* [Extracted records]:
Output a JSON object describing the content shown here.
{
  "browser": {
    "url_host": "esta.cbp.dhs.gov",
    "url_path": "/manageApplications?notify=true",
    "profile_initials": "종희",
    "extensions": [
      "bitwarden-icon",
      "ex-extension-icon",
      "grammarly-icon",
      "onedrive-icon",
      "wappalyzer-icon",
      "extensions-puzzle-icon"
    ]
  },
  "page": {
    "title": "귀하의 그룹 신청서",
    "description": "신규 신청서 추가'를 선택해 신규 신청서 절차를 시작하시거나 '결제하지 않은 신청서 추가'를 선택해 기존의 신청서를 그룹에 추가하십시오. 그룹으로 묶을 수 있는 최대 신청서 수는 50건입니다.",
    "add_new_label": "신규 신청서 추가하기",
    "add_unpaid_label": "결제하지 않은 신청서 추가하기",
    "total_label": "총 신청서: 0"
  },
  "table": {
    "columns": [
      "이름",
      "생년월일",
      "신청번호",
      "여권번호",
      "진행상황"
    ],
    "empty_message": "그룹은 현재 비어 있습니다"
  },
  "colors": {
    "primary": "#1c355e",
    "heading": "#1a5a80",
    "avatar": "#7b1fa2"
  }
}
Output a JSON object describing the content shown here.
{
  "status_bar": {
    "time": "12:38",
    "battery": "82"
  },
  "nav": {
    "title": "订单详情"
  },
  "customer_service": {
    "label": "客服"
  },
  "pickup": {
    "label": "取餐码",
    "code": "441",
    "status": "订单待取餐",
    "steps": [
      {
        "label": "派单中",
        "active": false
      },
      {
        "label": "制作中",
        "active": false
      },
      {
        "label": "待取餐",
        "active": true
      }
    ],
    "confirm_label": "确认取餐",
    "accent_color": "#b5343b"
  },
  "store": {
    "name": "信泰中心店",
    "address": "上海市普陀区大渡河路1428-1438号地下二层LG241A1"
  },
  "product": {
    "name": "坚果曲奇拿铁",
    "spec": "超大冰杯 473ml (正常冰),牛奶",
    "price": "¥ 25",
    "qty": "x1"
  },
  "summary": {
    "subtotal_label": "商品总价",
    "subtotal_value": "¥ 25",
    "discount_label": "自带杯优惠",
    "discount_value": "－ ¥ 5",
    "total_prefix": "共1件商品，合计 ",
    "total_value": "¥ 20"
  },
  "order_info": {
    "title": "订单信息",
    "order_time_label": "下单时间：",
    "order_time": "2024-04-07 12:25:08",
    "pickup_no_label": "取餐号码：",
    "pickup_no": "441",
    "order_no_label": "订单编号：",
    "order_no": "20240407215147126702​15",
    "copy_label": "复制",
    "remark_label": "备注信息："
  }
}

* [AIM OF THE TASK]: Return all of the above records exactly, leaving no line out.

* [EXERCISE RESPONSE]:
Output a JSON object describing the content shown here.
{
  "browser": {
    "url_host": "esta.cbp.dhs.gov",
    "url_path": "/manageApplications?notify=true",
    "profile_initials": "종희",
    "extensions": [
      "bitwarden-icon",
      "ex-extension-icon",
      "grammarly-icon",
      "onedrive-icon",
      "wappalyzer-icon",
      "extensions-puzzle-icon"
    ]
  },
  "page": {
    "title": "귀하의 그룹 신청서",
    "description": "신규 신청서 추가'를 선택해 신규 신청서 절차를 시작하시거나 '결제하지 않은 신청서 추가'를 선택해 기존의 신청서를 그룹에 추가하십시오. 그룹으로 묶을 수 있는 최대 신청서 수는 50건입니다.",
    "add_new_label": "신규 신청서 추가하기",
    "add_unpaid_label": "결제하지 않은 신청서 추가하기",
    "total_label": "총 신청서: 0"
  },
  "table": {
    "columns": [
      "이름",
      "생년월일",
      "신청번호",
      "여권번호",
      "진행상황"
    ],
    "empty_message": "그룹은 현재 비어 있습니다"
  },
  "colors": {
    "primary": "#1c355e",
    "heading": "#1a5a80",
    "avatar": "#7b1fa2"
  }
}
Output a JSON object describing the content shown here.
{
  "status_bar": {
    "time": "12:38",
    "battery": "82"
  },
  "nav": {
    "title": "订单详情"
  },
  "customer_service": {
    "label": "客服"
  },
  "pickup": {
    "label": "取餐码",
    "code": "441",
    "status": "订单待取餐",
    "steps": [
      {
        "label": "派单中",
        "active": false
      },
      {
        "label": "制作中",
        "active": false
      },
      {
        "label": "待取餐",
        "active": true
      }
    ],
    "confirm_label": "确认取餐",
    "accent_color": "#b5343b"
  },
  "store": {
    "name": "信泰中心店",
    "address": "上海市普陀区大渡河路1428-1438号地下二层LG241A1"
  },
  "product": {
    "name": "坚果曲奇拿铁",
    "spec": "超大冰杯 473ml (正常冰),牛奶",
    "price": "¥ 25",
    "qty": "x1"
  },
  "summary": {
    "subtotal_label": "商品总价",
    "subtotal_value": "¥ 25",
    "discount_label": "自带杯优惠",
    "discount_value": "－ ¥ 5",
    "total_prefix": "共1件商品，合计 ",
    "total_value": "¥ 20"
  },
  "order_info": {
    "title": "订单信息",
    "order_time_label": "下单时间：",
    "order_time": "2024-04-07 12:25:08",
    "pickup_no_label": "取餐号码：",
    "pickup_no": "441",
    "order_no_label": "订单编号：",
    "order_no": "20240407215147126702​15",
    "copy_label": "复制",
    "remark_label": "备注信息："
  }
}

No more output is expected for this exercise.